(Records contained in a dataset)
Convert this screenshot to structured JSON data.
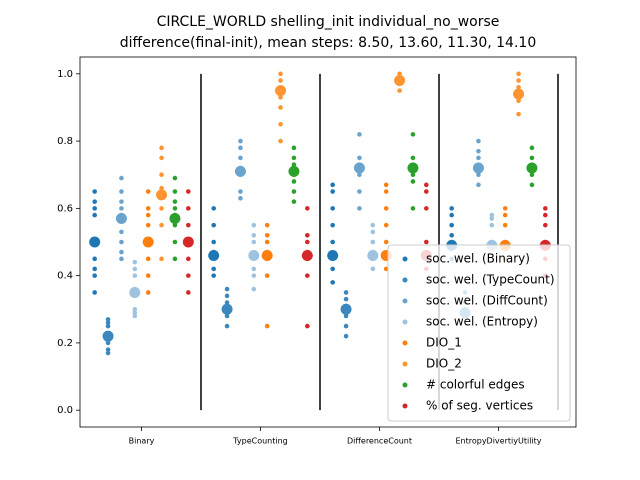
{
  "chart_data": {
    "type": "strip",
    "title": "CIRCLE_WORLD shelling_init individual_no_worse",
    "subtitle": "difference(final-init), mean steps: 8.50, 13.60, 11.30, 14.10",
    "categories": [
      "Binary",
      "TypeCounting",
      "DifferenceCount",
      "EntropyDivertiyUtility"
    ],
    "ylim": [
      -0.05,
      1.05
    ],
    "yticks": [
      {
        "value": 0,
        "label": "0.0"
      },
      0.2,
      0.4,
      0.6,
      0.8,
      {
        "value": 1,
        "label": "1.0"
      }
    ],
    "legend": "lower right",
    "series": [
      {
        "name": "soc. wel. (Binary)",
        "color": "#1f77b4",
        "values": [
          0.5,
          0.46,
          0.46,
          0.49
        ],
        "points": [
          [
            0.65,
            0.62,
            0.6,
            0.58,
            0.5,
            0.45,
            0.42,
            0.4,
            0.35
          ],
          [
            0.6,
            0.55,
            0.5,
            0.47,
            0.46,
            0.42,
            0.4
          ],
          [
            0.67,
            0.65,
            0.6,
            0.55,
            0.5,
            0.46,
            0.42,
            0.38
          ],
          [
            0.6,
            0.58,
            0.55,
            0.52,
            0.5,
            0.48,
            0.45
          ]
        ]
      },
      {
        "name": "soc. wel. (TypeCount)",
        "color": "#3b88be",
        "values": [
          0.22,
          0.3,
          0.3,
          0.29
        ],
        "points": [
          [
            0.27,
            0.26,
            0.25,
            0.22,
            0.2,
            0.18,
            0.17
          ],
          [
            0.36,
            0.34,
            0.32,
            0.3,
            0.28,
            0.25
          ],
          [
            0.35,
            0.33,
            0.31,
            0.3,
            0.28,
            0.25,
            0.22
          ],
          [
            0.35,
            0.32,
            0.3,
            0.28
          ]
        ]
      },
      {
        "name": "soc. wel. (DiffCount)",
        "color": "#6aa3cd",
        "values": [
          0.57,
          0.71,
          0.72,
          0.72
        ],
        "points": [
          [
            0.69,
            0.65,
            0.62,
            0.6,
            0.58,
            0.53,
            0.5,
            0.47,
            0.45
          ],
          [
            0.8,
            0.78,
            0.75,
            0.72,
            0.7,
            0.65,
            0.63
          ],
          [
            0.82,
            0.75,
            0.73,
            0.72,
            0.7,
            0.65,
            0.6
          ],
          [
            0.8,
            0.77,
            0.75,
            0.72,
            0.7,
            0.67
          ]
        ]
      },
      {
        "name": "soc. wel. (Entropy)",
        "color": "#9dc3e0",
        "values": [
          0.35,
          0.46,
          0.46,
          0.49
        ],
        "points": [
          [
            0.44,
            0.42,
            0.4,
            0.36,
            0.35,
            0.3,
            0.29,
            0.28
          ],
          [
            0.55,
            0.52,
            0.5,
            0.46,
            0.42,
            0.4,
            0.36
          ],
          [
            0.55,
            0.53,
            0.5,
            0.47,
            0.45,
            0.42
          ],
          [
            0.58,
            0.57,
            0.55,
            0.5,
            0.48
          ]
        ]
      },
      {
        "name": "DIO_1",
        "color": "#ff7f0e",
        "values": [
          0.5,
          0.46,
          0.46,
          0.49
        ],
        "points": [
          [
            0.65,
            0.6,
            0.58,
            0.55,
            0.5,
            0.45,
            0.4,
            0.35
          ],
          [
            0.55,
            0.52,
            0.5,
            0.47,
            0.45,
            0.4,
            0.25
          ],
          [
            0.67,
            0.65,
            0.6,
            0.55,
            0.5,
            0.46,
            0.42
          ],
          [
            0.6,
            0.58,
            0.55,
            0.5,
            0.45
          ]
        ]
      },
      {
        "name": "DIO_2",
        "color": "#ff9430",
        "values": [
          0.64,
          0.95,
          0.98,
          0.94
        ],
        "points": [
          [
            0.78,
            0.75,
            0.7,
            0.66,
            0.64,
            0.6,
            0.55,
            0.45
          ],
          [
            1.0,
            0.98,
            0.95,
            0.93,
            0.9,
            0.85,
            0.8
          ],
          [
            1.0,
            0.99,
            0.98,
            0.97,
            0.95
          ],
          [
            1.0,
            0.98,
            0.96,
            0.94,
            0.92,
            0.88
          ]
        ]
      },
      {
        "name": "# colorful edges",
        "color": "#2ca02c",
        "values": [
          0.57,
          0.71,
          0.72,
          0.72
        ],
        "points": [
          [
            0.69,
            0.65,
            0.62,
            0.6,
            0.58,
            0.55,
            0.5,
            0.45
          ],
          [
            0.78,
            0.75,
            0.73,
            0.7,
            0.68,
            0.65,
            0.62
          ],
          [
            0.82,
            0.75,
            0.73,
            0.7,
            0.68,
            0.6
          ],
          [
            0.78,
            0.75,
            0.73,
            0.72,
            0.7,
            0.67
          ]
        ]
      },
      {
        "name": "% of seg. vertices",
        "color": "#d62728",
        "values": [
          0.5,
          0.46,
          0.46,
          0.49
        ],
        "points": [
          [
            0.65,
            0.6,
            0.55,
            0.5,
            0.45,
            0.4,
            0.35
          ],
          [
            0.6,
            0.52,
            0.5,
            0.47,
            0.45,
            0.4,
            0.25
          ],
          [
            0.67,
            0.65,
            0.6,
            0.5,
            0.46,
            0.42
          ],
          [
            0.6,
            0.58,
            0.55,
            0.5,
            0.45,
            0.4
          ]
        ]
      }
    ]
  }
}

EXERCISE OBJECTIVE:
Only a number is expected here: the count of lines in the listing that hold the string "name".

FINAL RESULT:
8